**RECORDS TO USE**
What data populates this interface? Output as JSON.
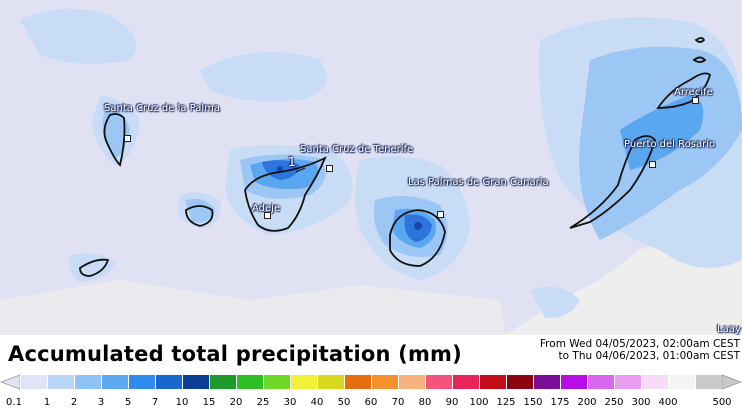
{
  "map": {
    "base_color": "#e1e1f4",
    "precip_colors": {
      "light": "#b5d3f5",
      "medium": "#5aa6ef",
      "heavy": "#2d74dd",
      "max": "#1748a8"
    },
    "cities": [
      {
        "id": "santa-cruz-de-la-palma",
        "name": "Santa Cruz de la Palma"
      },
      {
        "id": "santa-cruz-de-tenerife",
        "name": "Santa Cruz de Tenerife"
      },
      {
        "id": "adeje",
        "name": "Adeje"
      },
      {
        "id": "las-palmas-de-gran-canaria",
        "name": "Las Palmas de Gran Canaria"
      },
      {
        "id": "puerto-del-rosario",
        "name": "Puerto del Rosario"
      },
      {
        "id": "arrecife",
        "name": "Arrecife"
      },
      {
        "id": "laayoune",
        "name": "Laay"
      }
    ],
    "peak_marker": "1"
  },
  "footer": {
    "title": "Accumulated total precipitation (mm)",
    "period_from": "From Wed 04/05/2023, 02:00am CEST",
    "period_to": "to Thu 04/06/2023, 01:00am CEST"
  },
  "legend": {
    "ticks": [
      "0.1",
      "1",
      "2",
      "3",
      "5",
      "7",
      "10",
      "15",
      "20",
      "25",
      "30",
      "40",
      "50",
      "60",
      "70",
      "80",
      "90",
      "100",
      "125",
      "150",
      "175",
      "200",
      "250",
      "300",
      "400",
      "500"
    ],
    "colors": [
      "#e3e3f6",
      "#b9d6f7",
      "#8fc2f6",
      "#5ea9f1",
      "#2f8cea",
      "#1a66cf",
      "#0c3f96",
      "#1c9b2b",
      "#2dbf25",
      "#6fd827",
      "#f3f03a",
      "#d9d61f",
      "#e66e10",
      "#f3922d",
      "#f7b27d",
      "#f2547e",
      "#e6255a",
      "#c30d1b",
      "#8d0310",
      "#7a0f95",
      "#b50ee6",
      "#d866ef",
      "#ea9ef2",
      "#f7dcf8",
      "#f4f4f4",
      "#c9c9c9"
    ]
  }
}
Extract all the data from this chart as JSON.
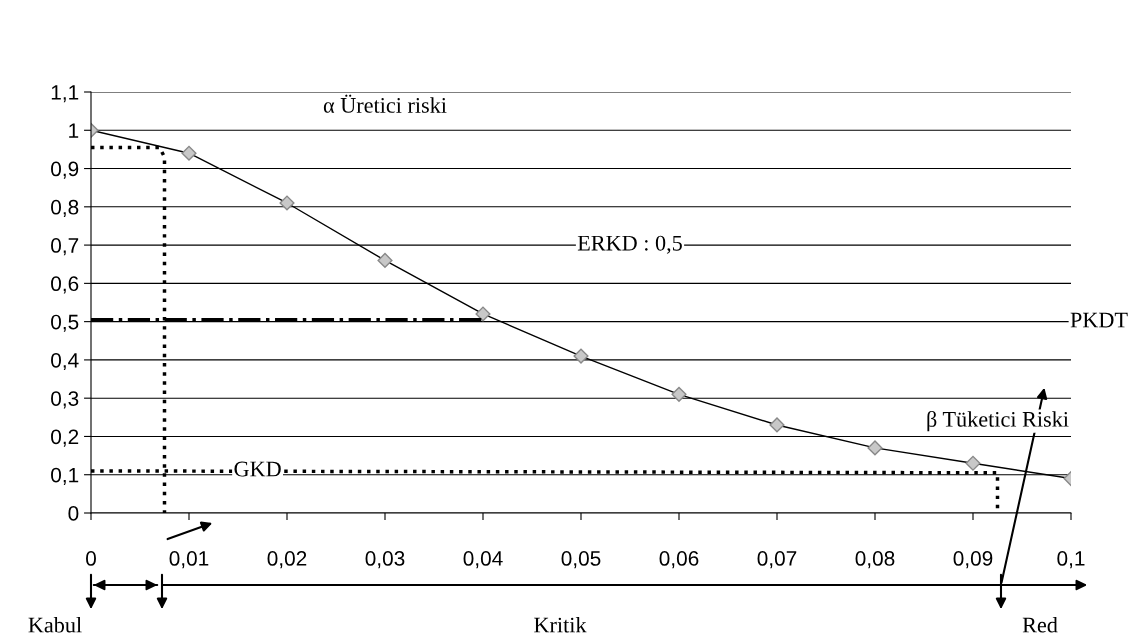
{
  "chart_data": {
    "type": "line",
    "x": [
      0,
      0.01,
      0.02,
      0.03,
      0.04,
      0.05,
      0.06,
      0.07,
      0.08,
      0.09,
      0.1
    ],
    "xlim": [
      0,
      0.1
    ],
    "xticks": [
      0,
      {
        "value": 0.01,
        "label": "0,01"
      },
      {
        "value": 0.02,
        "label": "0,02"
      },
      {
        "value": 0.03,
        "label": "0,03"
      },
      {
        "value": 0.04,
        "label": "0,04"
      },
      {
        "value": 0.05,
        "label": "0,05"
      },
      {
        "value": 0.06,
        "label": "0,06"
      },
      {
        "value": 0.07,
        "label": "0,07"
      },
      {
        "value": 0.08,
        "label": "0,08"
      },
      {
        "value": 0.09,
        "label": "0,09"
      },
      {
        "value": 0.1,
        "label": "0,1"
      }
    ],
    "ylim": [
      0,
      1.1
    ],
    "yticks": [
      0,
      {
        "value": 0.1,
        "label": "0,1"
      },
      {
        "value": 0.2,
        "label": "0,2"
      },
      {
        "value": 0.3,
        "label": "0,3"
      },
      {
        "value": 0.4,
        "label": "0,4"
      },
      {
        "value": 0.5,
        "label": "0,5"
      },
      {
        "value": 0.6,
        "label": "0,6"
      },
      {
        "value": 0.7,
        "label": "0,7"
      },
      {
        "value": 0.8,
        "label": "0,8"
      },
      {
        "value": 0.9,
        "label": "0,9"
      },
      1,
      {
        "value": 1.1,
        "label": "1,1"
      }
    ],
    "grid": "y",
    "series": [
      {
        "color": "#000000",
        "marker": "diamond",
        "line_style": "solid",
        "values": [
          1.0,
          0.94,
          0.81,
          0.66,
          0.52,
          0.41,
          0.31,
          0.23,
          0.17,
          0.13,
          0.09
        ]
      },
      {
        "color": "#000000",
        "marker": "none",
        "line_style": "dotted",
        "x": [
          0,
          0.007,
          0.0075,
          0.0075
        ],
        "values": [
          0.955,
          0.955,
          0.93,
          0
        ]
      },
      {
        "color": "#000000",
        "marker": "none",
        "line_style": "dashdot",
        "x": [
          0,
          0.04
        ],
        "values": [
          0.505,
          0.505
        ]
      },
      {
        "color": "#000000",
        "marker": "none",
        "line_style": "dotted",
        "x": [
          0,
          0.0925,
          0.0925
        ],
        "values": [
          0.11,
          0.105,
          0
        ]
      }
    ],
    "annotations": [
      "α Üretici riski",
      "ERKD : 0,5",
      "PKDT",
      "β Tüketici Riski",
      "GKD",
      "Kabul",
      "Kritik",
      "Red"
    ]
  }
}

**TASK TO CARRY OUT**
Look through the entries above and list every line containing "this".

**FULL RESPONSE**
What data populates this interface? Output as JSON.
Extract all the data from this chart as JSON.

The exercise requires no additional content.